___ SUPPLIED MATERIAL ___

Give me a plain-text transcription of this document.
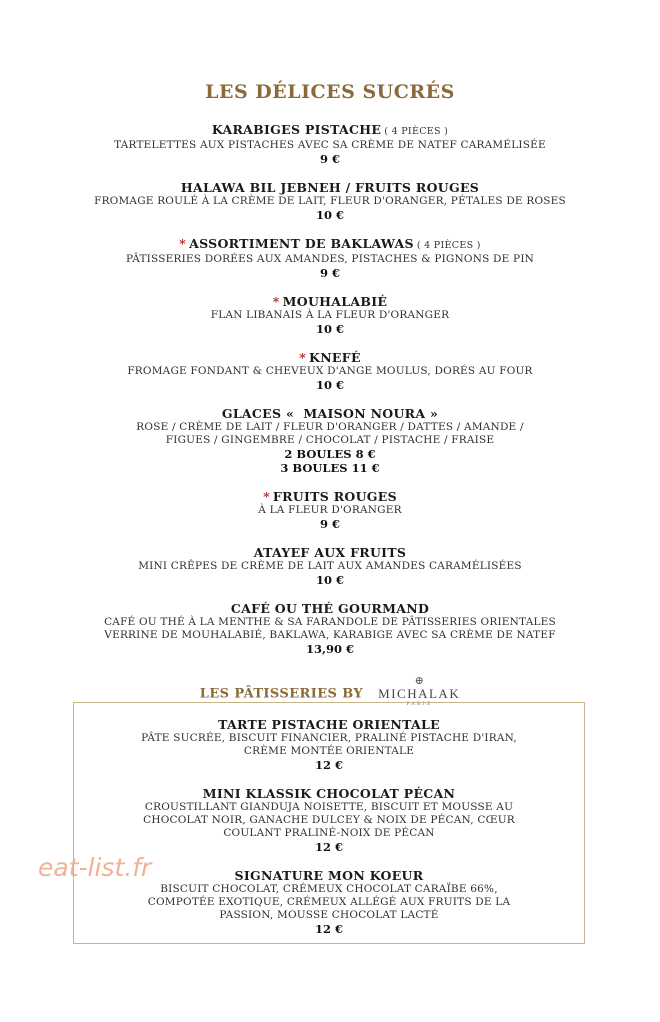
LES DÉLICES SUCRÉS
KARABIGES PISTACHE ( 4 PIÈCES )
TARTELETTES AUX PISTACHES AVEC SA CRÈME DE NATEF CARAMÉLISÉE
9 €
HALAWA BIL JEBNEH / FRUITS ROUGES
FROMAGE ROULÉ À LA CRÈME DE LAIT, FLEUR D'ORANGER, PÉTALES DE ROSES
10 €
* ASSORTIMENT DE BAKLAWAS ( 4 PIÈCES )
PÂTISSERIES DORÉES AUX AMANDES, PISTACHES & PIGNONS DE PIN
9 €
* MOUHALABIÉ
FLAN LIBANAIS À LA FLEUR D'ORANGER
10 €
* KNEFÉ
FROMAGE FONDANT & CHEVEUX D'ANGE MOULUS, DORÉS AU FOUR
10 €
GLACES «  MAISON NOURA »
ROSE / CRÈME DE LAIT / FLEUR D'ORANGER / DATTES / AMANDE /
FIGUES / GINGEMBRE / CHOCOLAT / PISTACHE / FRAISE
2 BOULES 8 €
3 BOULES 11 €
* FRUITS ROUGES
À LA FLEUR D'ORANGER
9 €
ATAYEF AUX FRUITS
MINI CRÊPES DE CRÈME DE LAIT AUX AMANDES CARAMÉLISÉES
10 €
CAFÉ OU THÉ GOURMAND
CAFÉ OU THÉ À LA MENTHE & SA FARANDOLE DE PÂTISSERIES ORIENTALES
VERRINE DE MOUHALABIÉ, BAKLAWA, KARABIGE AVEC SA CRÈME DE NATEF
13,90 €
LES PÂTISSERIES BY
⊕
MICHALAK
PARIS
TARTE PISTACHE ORIENTALE
PÂTE SUCRÉE, BISCUIT FINANCIER, PRALINÉ PISTACHE D'IRAN,
CRÈME MONTÉE ORIENTALE
12 €
MINI KLASSIK CHOCOLAT PÉCAN
CROUSTILLANT GIANDUJA NOISETTE, BISCUIT ET MOUSSE AU
CHOCOLAT NOIR, GANACHE DULCEY & NOIX DE PÉCAN, CŒUR
COULANT PRALINÉ-NOIX DE PÉCAN
12 €
SIGNATURE MON KOEUR
BISCUIT CHOCOLAT, CRÉMEUX CHOCOLAT CARAÏBE 66%,
COMPOTÉE EXOTIQUE, CRÉMEUX ALLÉGÉ AUX FRUITS DE LA
PASSION, MOUSSE CHOCOLAT LACTÉ
12 €
eat-list.fr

___

Reproduce all of the material exactly, apart from the pictures.

Give me a plain-text transcription of this document.
LES DÉLICES SUCRÉS
KARABIGES PISTACHE ( 4 PIÈCES )
TARTELETTES AUX PISTACHES AVEC SA CRÈME DE NATEF CARAMÉLISÉE
9 €
HALAWA BIL JEBNEH / FRUITS ROUGES
FROMAGE ROULÉ À LA CRÈME DE LAIT, FLEUR D'ORANGER, PÉTALES DE ROSES
10 €
* ASSORTIMENT DE BAKLAWAS ( 4 PIÈCES )
PÂTISSERIES DORÉES AUX AMANDES, PISTACHES & PIGNONS DE PIN
9 €
* MOUHALABIÉ
FLAN LIBANAIS À LA FLEUR D'ORANGER
10 €
* KNEFÉ
FROMAGE FONDANT & CHEVEUX D'ANGE MOULUS, DORÉS AU FOUR
10 €
GLACES «  MAISON NOURA »
ROSE / CRÈME DE LAIT / FLEUR D'ORANGER / DATTES / AMANDE /
FIGUES / GINGEMBRE / CHOCOLAT / PISTACHE / FRAISE
2 BOULES 8 €
3 BOULES 11 €
* FRUITS ROUGES
À LA FLEUR D'ORANGER
9 €
ATAYEF AUX FRUITS
MINI CRÊPES DE CRÈME DE LAIT AUX AMANDES CARAMÉLISÉES
10 €
CAFÉ OU THÉ GOURMAND
CAFÉ OU THÉ À LA MENTHE & SA FARANDOLE DE PÂTISSERIES ORIENTALES
VERRINE DE MOUHALABIÉ, BAKLAWA, KARABIGE AVEC SA CRÈME DE NATEF
13,90 €
LES PÂTISSERIES BY
⊕
MICHALAK
PARIS
TARTE PISTACHE ORIENTALE
PÂTE SUCRÉE, BISCUIT FINANCIER, PRALINÉ PISTACHE D'IRAN,
CRÈME MONTÉE ORIENTALE
12 €
MINI KLASSIK CHOCOLAT PÉCAN
CROUSTILLANT GIANDUJA NOISETTE, BISCUIT ET MOUSSE AU
CHOCOLAT NOIR, GANACHE DULCEY & NOIX DE PÉCAN, CŒUR
COULANT PRALINÉ-NOIX DE PÉCAN
12 €
SIGNATURE MON KOEUR
BISCUIT CHOCOLAT, CRÉMEUX CHOCOLAT CARAÏBE 66%,
COMPOTÉE EXOTIQUE, CRÉMEUX ALLÉGÉ AUX FRUITS DE LA
PASSION, MOUSSE CHOCOLAT LACTÉ
12 €
eat-list.fr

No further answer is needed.